> **Given task**: List every line in this data where the string "information" occurs.
____
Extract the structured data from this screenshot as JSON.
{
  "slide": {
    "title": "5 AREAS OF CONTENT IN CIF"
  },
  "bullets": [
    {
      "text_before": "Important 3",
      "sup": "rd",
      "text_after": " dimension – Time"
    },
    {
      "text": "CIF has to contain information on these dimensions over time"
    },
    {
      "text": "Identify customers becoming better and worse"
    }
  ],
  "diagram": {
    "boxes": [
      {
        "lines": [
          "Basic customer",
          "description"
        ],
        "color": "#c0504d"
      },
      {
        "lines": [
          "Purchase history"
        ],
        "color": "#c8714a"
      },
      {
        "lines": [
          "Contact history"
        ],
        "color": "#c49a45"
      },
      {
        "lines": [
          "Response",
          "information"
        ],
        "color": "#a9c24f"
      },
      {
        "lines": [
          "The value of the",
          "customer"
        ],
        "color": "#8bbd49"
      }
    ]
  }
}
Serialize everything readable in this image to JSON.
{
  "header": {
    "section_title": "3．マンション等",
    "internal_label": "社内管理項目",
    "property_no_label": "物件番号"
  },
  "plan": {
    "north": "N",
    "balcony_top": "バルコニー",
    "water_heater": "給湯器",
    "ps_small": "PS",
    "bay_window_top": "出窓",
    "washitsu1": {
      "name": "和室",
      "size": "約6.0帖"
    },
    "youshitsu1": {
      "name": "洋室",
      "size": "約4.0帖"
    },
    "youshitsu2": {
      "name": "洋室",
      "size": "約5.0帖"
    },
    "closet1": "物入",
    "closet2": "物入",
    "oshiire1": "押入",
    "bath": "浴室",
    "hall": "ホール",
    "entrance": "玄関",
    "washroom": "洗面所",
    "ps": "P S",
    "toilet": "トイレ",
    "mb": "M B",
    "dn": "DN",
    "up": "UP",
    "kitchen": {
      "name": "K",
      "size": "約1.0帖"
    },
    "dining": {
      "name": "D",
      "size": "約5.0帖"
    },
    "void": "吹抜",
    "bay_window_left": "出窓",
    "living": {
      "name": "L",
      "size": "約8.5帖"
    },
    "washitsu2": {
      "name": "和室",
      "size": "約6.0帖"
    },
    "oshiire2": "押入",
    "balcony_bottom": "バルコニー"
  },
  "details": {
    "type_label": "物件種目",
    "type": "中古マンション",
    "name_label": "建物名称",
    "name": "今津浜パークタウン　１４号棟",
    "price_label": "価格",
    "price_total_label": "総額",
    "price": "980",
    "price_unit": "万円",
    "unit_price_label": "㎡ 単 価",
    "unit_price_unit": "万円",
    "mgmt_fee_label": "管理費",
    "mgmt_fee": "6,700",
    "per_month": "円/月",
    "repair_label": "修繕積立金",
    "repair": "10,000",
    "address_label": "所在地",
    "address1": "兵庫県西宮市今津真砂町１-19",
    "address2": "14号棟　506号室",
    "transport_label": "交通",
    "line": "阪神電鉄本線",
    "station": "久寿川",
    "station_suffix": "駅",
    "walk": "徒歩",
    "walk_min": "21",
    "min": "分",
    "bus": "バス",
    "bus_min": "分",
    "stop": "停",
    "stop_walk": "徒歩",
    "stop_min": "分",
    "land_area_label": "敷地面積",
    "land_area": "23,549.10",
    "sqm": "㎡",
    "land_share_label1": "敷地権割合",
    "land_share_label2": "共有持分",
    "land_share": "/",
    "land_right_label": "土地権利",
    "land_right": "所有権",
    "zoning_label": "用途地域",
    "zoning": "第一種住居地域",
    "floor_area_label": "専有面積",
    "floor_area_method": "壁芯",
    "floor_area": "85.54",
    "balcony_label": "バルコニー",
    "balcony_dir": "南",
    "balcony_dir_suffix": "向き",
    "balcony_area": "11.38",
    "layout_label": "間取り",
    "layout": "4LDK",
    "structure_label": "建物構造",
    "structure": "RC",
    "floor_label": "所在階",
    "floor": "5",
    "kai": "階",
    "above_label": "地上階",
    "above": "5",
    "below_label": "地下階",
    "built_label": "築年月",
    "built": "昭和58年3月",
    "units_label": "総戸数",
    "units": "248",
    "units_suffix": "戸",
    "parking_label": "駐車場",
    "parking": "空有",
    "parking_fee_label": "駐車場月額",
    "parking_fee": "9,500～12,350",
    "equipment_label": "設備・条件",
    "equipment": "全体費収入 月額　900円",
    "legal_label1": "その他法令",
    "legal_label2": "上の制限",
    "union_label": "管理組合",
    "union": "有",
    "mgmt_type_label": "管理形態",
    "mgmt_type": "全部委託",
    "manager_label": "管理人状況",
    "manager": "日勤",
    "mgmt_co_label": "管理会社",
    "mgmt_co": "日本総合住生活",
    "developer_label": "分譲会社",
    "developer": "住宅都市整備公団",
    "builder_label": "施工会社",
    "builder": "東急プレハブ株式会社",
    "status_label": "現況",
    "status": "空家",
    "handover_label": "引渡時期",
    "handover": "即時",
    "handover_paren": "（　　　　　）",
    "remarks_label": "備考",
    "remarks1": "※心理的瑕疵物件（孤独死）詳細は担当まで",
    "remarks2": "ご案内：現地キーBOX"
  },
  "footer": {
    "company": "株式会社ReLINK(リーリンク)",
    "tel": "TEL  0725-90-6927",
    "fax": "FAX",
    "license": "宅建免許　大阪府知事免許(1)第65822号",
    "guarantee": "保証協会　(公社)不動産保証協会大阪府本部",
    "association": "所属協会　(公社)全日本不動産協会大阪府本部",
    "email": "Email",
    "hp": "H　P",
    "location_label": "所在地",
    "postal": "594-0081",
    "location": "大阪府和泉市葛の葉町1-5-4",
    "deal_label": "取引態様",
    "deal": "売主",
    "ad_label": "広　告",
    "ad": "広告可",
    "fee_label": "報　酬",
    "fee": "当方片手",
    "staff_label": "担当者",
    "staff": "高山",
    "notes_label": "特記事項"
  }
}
____
> **Answer to this exercise**:
      "text": "CIF has to contain information on these dimensions over time"
          "information"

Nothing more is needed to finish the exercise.